- SHORT PROBLEM
Update the migration guide from "- -Renaming a" to "-- rewrites table!" so that "middle_name" becomes "nickname".

- DOCUMENT PASSAGE
— Begin —

Overview
Schema migrations on production databases can cause outages if done incorrectly. A simple ALTER TABLE can lock a table for minutes on large datasets. This skill covers safe migration patterns that avoid downtime.
Why This Matters
- -ALTER TABLE ... ADD COLUMN with DEFAULT acquires ACCESS EXCLUSIVE lock on PG < 11
- -CREATE INDEX locks writes for the entire duration (can be hours on large tables)
- -Renaming a column breaks running application instances immediately
Safe Migration Patterns
Step 1: Add Columns Safely
-- SAFE (PG 11+): Adding a column with a non-volatile DEFAULT is instant
ALTER TABLE users ADD COLUMN is_verified BOOLEAN DEFAULT false;
-- SAFE: Adding a nullable column is always instant
ALTER TABLE users ADD COLUMN middle_name TEXT;
-- DANGEROUS: Adding NOT NULL without DEFAULT on PG < 11
-- ALTER TABLE users ADD COLUMN role TEXT NOT NULL DEFAULT 'user'; -- rewrites table!

— End —

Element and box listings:
— Begin —

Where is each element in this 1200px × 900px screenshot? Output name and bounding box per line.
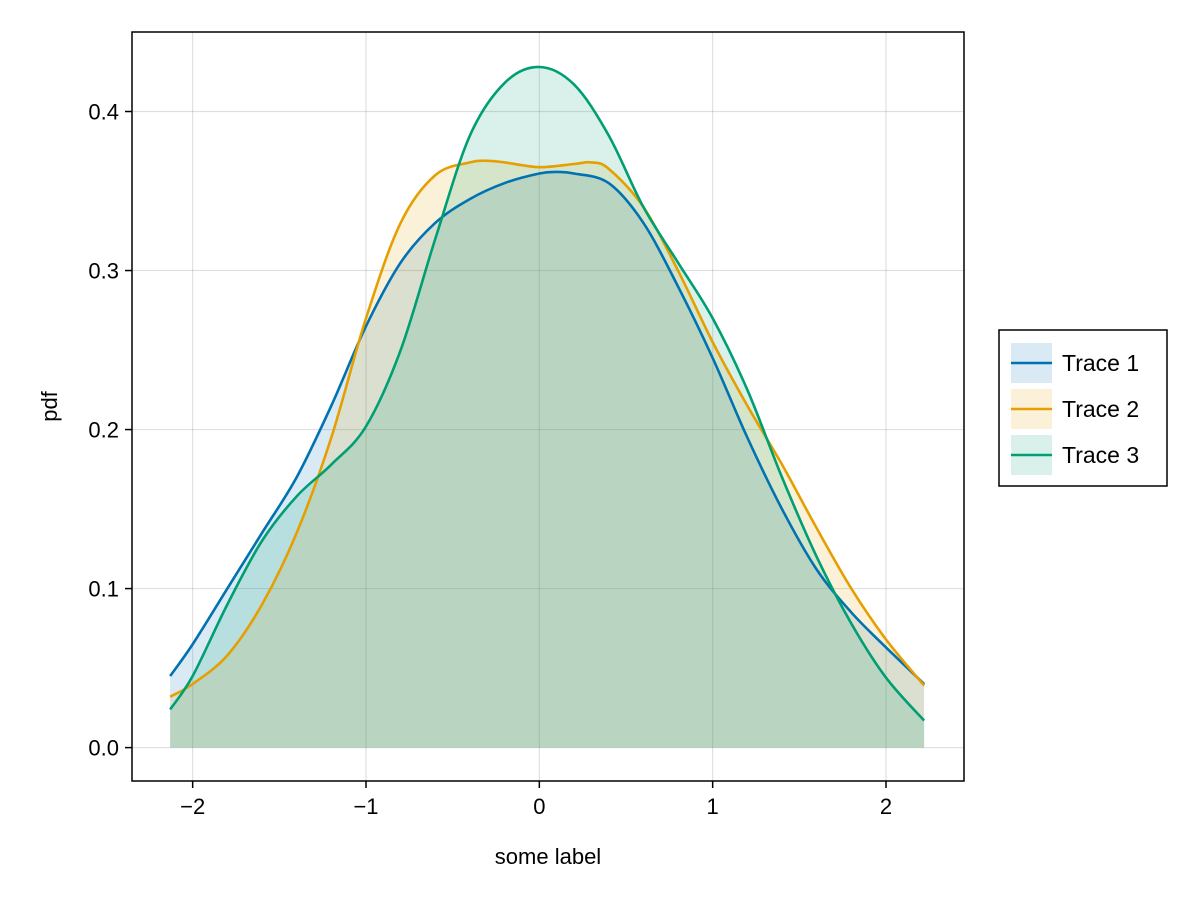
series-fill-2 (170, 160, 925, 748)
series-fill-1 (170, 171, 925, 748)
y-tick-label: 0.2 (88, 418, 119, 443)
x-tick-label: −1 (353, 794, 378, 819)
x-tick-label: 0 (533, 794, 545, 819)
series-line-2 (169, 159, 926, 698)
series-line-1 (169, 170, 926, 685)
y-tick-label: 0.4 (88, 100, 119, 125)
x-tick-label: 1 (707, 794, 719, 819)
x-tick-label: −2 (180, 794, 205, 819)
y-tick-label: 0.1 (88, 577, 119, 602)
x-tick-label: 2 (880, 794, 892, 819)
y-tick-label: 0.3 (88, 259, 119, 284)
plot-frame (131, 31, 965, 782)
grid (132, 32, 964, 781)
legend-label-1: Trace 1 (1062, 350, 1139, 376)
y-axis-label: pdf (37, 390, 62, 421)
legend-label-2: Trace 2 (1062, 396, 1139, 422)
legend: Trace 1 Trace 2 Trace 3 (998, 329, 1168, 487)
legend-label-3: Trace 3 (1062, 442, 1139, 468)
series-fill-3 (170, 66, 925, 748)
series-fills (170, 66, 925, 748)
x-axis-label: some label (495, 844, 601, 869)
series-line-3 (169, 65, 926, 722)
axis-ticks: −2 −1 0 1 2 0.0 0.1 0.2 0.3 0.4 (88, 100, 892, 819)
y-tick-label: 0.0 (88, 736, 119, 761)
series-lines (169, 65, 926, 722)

— End —
— Begin —

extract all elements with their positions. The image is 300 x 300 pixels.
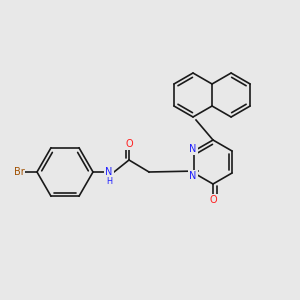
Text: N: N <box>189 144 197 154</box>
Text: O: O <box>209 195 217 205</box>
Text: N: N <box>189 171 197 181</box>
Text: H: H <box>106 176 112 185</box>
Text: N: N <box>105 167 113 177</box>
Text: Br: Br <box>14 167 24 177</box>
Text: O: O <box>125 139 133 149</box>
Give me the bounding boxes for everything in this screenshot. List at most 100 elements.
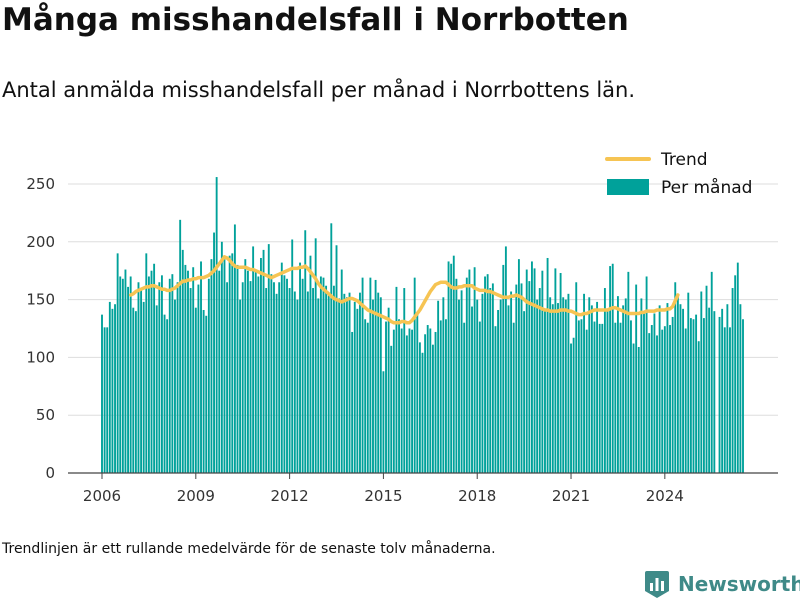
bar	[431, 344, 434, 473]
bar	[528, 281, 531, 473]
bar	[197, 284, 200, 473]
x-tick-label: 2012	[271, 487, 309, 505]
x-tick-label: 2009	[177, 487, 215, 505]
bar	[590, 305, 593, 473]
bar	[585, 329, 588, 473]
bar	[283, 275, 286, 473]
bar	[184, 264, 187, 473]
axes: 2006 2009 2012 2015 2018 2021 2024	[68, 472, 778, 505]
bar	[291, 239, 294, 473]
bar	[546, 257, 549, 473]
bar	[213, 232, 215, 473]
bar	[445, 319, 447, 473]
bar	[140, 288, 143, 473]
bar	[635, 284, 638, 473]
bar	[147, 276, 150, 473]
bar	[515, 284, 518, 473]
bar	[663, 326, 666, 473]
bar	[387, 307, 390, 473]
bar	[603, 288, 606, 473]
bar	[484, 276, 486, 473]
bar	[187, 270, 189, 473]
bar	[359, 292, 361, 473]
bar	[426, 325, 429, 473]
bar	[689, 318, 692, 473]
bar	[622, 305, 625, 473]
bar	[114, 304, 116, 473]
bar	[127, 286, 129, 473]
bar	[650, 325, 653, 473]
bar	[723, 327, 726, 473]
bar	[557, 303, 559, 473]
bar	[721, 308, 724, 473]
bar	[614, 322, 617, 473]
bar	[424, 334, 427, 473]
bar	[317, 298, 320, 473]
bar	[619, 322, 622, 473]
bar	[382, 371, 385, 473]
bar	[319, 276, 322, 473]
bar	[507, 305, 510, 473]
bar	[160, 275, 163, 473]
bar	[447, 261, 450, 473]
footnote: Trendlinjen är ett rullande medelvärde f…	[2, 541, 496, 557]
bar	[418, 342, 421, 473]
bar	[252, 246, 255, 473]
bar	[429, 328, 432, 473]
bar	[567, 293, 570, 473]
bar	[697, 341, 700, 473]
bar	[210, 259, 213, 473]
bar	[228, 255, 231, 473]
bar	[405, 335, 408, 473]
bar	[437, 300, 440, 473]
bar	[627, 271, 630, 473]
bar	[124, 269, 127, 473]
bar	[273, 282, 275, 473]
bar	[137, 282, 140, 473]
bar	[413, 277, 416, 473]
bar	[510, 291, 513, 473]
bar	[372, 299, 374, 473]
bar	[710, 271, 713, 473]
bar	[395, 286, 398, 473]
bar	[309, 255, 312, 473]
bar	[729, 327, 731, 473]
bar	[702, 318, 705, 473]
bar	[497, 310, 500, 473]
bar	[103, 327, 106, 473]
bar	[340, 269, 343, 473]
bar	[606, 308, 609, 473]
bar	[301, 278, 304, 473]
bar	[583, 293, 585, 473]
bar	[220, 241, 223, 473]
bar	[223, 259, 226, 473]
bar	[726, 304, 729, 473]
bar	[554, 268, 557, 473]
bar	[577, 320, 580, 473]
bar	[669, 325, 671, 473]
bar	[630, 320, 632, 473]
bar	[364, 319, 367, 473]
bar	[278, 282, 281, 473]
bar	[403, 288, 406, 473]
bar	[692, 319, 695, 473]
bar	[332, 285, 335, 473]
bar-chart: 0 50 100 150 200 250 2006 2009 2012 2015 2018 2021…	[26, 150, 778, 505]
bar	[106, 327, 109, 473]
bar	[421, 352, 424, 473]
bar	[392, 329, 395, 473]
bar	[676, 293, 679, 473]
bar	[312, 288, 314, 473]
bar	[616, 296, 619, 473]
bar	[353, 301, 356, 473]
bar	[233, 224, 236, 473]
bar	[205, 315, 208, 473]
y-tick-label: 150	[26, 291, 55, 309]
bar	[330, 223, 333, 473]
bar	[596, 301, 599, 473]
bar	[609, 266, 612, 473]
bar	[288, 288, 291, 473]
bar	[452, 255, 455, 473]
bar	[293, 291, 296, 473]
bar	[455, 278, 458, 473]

— End —
— Begin —

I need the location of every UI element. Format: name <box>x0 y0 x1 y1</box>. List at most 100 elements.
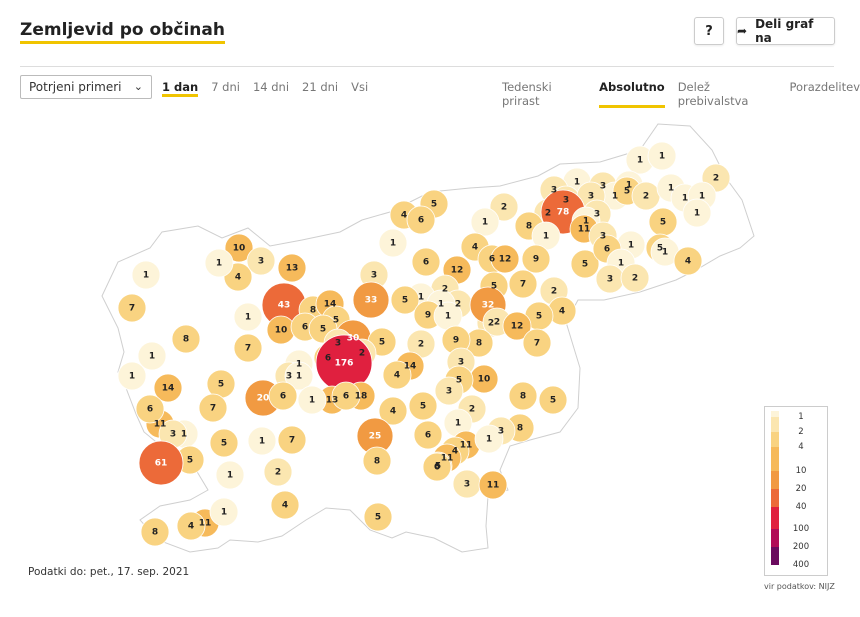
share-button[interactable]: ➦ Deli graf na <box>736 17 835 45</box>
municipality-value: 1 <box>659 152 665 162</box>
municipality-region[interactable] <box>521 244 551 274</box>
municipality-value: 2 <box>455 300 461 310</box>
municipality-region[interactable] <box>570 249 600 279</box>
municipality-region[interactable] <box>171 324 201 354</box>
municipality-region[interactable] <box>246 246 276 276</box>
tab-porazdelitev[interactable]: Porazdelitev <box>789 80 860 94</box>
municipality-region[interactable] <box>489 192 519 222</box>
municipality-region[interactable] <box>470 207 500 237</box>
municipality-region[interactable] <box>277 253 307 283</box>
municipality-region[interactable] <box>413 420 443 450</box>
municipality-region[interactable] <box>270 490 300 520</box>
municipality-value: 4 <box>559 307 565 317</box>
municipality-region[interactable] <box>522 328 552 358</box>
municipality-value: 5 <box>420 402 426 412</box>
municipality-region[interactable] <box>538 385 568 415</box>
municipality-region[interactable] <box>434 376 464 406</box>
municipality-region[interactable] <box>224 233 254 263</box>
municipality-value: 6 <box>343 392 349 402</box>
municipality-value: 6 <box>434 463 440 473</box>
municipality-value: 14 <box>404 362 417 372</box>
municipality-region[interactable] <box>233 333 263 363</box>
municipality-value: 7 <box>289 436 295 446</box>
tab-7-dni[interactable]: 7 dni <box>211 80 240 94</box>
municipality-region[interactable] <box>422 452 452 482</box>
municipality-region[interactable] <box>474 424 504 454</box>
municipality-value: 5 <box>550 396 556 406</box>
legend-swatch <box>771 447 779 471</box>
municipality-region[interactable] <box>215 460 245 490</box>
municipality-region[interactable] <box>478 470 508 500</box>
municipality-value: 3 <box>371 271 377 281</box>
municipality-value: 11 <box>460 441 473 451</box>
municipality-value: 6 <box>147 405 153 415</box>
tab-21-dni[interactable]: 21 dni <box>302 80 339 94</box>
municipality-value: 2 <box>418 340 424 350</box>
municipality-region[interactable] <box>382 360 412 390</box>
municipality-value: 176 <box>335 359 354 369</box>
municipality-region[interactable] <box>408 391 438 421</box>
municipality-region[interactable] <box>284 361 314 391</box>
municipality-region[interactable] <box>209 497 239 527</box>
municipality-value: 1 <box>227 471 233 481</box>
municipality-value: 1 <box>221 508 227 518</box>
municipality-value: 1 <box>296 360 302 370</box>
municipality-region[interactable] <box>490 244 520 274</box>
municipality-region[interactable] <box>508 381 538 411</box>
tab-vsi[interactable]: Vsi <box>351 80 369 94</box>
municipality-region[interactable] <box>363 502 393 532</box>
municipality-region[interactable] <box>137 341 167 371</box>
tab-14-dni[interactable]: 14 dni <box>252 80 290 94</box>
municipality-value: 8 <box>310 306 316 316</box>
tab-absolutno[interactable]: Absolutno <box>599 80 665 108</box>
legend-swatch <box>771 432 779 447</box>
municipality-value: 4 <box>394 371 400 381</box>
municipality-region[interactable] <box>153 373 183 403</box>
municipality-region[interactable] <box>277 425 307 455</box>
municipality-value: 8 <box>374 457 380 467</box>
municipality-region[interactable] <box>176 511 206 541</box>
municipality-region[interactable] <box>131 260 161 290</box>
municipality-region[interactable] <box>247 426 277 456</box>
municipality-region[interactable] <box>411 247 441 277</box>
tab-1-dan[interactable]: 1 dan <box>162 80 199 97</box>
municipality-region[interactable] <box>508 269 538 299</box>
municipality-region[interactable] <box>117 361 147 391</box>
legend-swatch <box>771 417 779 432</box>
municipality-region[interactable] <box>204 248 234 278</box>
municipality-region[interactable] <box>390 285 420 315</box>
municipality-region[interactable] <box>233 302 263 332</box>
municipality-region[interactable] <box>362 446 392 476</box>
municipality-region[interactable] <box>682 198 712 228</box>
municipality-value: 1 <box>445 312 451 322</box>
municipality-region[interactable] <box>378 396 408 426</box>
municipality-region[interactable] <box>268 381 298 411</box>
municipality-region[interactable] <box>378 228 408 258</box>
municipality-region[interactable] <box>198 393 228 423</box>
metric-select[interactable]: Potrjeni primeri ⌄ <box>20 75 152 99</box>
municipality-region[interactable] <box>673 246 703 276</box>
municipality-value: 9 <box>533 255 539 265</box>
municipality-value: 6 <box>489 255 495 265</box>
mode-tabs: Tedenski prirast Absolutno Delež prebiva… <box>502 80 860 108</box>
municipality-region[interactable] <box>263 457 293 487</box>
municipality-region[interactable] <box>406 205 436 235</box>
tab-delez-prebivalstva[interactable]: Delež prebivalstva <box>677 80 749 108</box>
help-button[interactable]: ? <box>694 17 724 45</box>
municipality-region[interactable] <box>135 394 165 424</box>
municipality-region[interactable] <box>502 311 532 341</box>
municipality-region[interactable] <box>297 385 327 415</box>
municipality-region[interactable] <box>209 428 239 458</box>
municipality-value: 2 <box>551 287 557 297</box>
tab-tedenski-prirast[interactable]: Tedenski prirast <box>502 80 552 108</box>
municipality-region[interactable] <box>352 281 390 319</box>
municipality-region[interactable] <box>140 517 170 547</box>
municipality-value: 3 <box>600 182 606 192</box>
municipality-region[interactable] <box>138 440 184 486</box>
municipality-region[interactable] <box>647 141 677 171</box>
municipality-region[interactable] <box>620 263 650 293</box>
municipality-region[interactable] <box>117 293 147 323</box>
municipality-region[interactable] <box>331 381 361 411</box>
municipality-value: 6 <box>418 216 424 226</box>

— End —

- TASK OUTPUT
- -Renaming a column breaks running application instances immediately
Safe Migration Patterns
Step 1: Add Columns Safely
-- SAFE (PG 11+): Adding a column with a non-volatile DEFAULT is instant
ALTER TABLE users ADD COLUMN is_verified BOOLEAN DEFAULT false;
-- SAFE: Adding a nullable column is always instant
ALTER TABLE users ADD COLUMN nickname TEXT;
-- DANGEROUS: Adding NOT NULL without DEFAULT on PG < 11
-- ALTER TABLE users ADD COLUMN role TEXT NOT NULL DEFAULT 'user'; -- rewrites table!